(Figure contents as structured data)
▬▬▬

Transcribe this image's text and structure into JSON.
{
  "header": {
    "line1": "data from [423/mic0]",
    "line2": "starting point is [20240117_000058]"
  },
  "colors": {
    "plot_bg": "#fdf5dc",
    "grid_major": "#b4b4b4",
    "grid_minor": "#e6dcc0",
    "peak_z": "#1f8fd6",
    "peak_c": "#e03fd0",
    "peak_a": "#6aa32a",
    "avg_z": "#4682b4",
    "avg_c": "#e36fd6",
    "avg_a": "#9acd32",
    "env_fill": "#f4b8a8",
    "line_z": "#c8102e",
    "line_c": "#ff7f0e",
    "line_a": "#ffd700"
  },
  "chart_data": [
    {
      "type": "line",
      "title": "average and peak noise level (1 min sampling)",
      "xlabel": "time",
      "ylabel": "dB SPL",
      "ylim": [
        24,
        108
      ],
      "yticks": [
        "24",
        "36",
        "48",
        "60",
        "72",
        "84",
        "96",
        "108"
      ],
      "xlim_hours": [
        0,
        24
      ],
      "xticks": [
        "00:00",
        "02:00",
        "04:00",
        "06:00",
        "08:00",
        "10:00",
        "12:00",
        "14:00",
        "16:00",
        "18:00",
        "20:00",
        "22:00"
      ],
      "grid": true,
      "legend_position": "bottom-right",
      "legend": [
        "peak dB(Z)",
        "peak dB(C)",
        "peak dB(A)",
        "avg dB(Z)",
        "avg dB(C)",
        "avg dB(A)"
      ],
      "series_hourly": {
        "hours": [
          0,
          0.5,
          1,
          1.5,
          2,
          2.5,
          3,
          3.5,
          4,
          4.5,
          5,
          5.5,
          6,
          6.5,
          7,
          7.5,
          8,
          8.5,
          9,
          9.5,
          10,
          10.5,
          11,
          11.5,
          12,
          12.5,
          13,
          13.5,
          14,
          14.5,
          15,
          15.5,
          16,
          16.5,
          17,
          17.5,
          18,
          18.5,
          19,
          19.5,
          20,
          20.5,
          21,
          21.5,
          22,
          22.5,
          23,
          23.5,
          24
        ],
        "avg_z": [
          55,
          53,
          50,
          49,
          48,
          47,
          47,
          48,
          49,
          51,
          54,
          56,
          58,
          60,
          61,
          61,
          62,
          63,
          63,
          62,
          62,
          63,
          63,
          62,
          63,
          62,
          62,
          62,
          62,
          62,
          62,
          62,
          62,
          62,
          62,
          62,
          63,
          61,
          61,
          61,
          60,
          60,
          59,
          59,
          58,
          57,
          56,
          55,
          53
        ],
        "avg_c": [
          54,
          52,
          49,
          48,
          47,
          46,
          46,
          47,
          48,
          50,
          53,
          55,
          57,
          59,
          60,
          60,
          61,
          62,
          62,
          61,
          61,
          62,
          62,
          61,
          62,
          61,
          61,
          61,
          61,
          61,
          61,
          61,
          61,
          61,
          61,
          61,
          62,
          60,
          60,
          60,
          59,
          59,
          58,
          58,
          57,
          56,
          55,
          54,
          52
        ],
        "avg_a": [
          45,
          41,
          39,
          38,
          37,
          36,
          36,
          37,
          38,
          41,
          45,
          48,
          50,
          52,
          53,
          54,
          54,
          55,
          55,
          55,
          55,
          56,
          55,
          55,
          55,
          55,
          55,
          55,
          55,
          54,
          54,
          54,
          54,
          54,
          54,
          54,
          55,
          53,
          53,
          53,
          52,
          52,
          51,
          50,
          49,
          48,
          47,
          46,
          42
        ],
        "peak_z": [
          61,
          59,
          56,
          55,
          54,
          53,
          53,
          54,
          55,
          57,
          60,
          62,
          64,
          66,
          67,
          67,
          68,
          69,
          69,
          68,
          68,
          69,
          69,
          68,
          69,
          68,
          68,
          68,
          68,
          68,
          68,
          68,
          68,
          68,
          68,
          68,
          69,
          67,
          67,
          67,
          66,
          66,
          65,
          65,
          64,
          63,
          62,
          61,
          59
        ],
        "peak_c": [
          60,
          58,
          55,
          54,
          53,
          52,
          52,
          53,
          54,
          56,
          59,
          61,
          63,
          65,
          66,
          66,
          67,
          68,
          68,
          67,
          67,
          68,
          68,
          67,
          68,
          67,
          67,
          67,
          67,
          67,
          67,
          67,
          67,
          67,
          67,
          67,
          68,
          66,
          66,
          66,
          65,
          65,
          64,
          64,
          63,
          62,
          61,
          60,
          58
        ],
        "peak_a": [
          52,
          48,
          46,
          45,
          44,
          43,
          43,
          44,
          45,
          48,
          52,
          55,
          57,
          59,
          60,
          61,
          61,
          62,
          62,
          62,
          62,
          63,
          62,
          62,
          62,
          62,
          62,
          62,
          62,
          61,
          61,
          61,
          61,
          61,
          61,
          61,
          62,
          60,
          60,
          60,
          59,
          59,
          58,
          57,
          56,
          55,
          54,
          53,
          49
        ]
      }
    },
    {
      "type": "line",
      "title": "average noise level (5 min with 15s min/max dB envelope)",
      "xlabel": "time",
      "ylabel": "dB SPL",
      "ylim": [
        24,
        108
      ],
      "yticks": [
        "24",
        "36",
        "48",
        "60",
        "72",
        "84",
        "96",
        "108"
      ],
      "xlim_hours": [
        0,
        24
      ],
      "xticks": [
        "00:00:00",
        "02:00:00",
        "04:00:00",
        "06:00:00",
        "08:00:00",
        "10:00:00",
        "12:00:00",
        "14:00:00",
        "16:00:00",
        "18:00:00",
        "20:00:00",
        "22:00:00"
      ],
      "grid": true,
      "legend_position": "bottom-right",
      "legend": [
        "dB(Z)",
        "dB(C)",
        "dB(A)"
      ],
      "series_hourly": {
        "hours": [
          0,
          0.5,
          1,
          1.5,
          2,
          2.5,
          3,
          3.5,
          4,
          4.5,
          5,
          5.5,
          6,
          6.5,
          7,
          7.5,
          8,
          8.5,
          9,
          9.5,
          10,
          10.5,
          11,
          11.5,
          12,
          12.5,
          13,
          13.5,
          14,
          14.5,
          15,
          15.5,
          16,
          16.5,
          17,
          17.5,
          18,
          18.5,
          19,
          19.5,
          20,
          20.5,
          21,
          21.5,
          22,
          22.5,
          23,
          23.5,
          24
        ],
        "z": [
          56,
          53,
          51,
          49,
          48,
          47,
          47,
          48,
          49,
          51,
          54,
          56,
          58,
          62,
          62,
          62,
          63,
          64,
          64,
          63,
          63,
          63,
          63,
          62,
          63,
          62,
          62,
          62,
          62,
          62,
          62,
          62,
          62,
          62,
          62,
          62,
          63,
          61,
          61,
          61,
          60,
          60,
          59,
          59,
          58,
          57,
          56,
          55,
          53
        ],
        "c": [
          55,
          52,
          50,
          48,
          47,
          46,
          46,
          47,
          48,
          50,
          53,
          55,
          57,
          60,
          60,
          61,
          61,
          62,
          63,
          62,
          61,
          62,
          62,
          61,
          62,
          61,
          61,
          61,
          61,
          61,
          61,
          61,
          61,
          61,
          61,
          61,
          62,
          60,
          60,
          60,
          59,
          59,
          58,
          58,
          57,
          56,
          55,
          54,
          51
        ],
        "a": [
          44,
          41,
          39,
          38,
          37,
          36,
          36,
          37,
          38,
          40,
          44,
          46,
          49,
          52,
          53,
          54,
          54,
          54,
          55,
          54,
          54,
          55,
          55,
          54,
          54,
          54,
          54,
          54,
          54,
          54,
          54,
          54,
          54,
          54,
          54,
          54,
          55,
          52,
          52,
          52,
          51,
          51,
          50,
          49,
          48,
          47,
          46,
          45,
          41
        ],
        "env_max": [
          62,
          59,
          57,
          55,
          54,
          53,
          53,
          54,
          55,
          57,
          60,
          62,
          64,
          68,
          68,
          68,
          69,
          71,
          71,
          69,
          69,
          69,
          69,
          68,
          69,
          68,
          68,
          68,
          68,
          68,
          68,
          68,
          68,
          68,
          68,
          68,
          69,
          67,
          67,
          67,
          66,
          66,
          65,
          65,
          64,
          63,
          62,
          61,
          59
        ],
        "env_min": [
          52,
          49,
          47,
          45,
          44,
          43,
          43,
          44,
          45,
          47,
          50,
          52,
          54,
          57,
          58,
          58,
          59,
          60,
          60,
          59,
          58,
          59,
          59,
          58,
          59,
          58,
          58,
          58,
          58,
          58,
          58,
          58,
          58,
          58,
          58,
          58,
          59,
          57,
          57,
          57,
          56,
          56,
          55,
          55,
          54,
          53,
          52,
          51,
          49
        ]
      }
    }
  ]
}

▬▬▬

**Exercise goal**
Extract all lines of the records above that include "title".

**Full answer**
      "title": "average and peak noise level (1 min sampling)",
      "title": "average noise level (5 min with 15s min/max dB envelope)",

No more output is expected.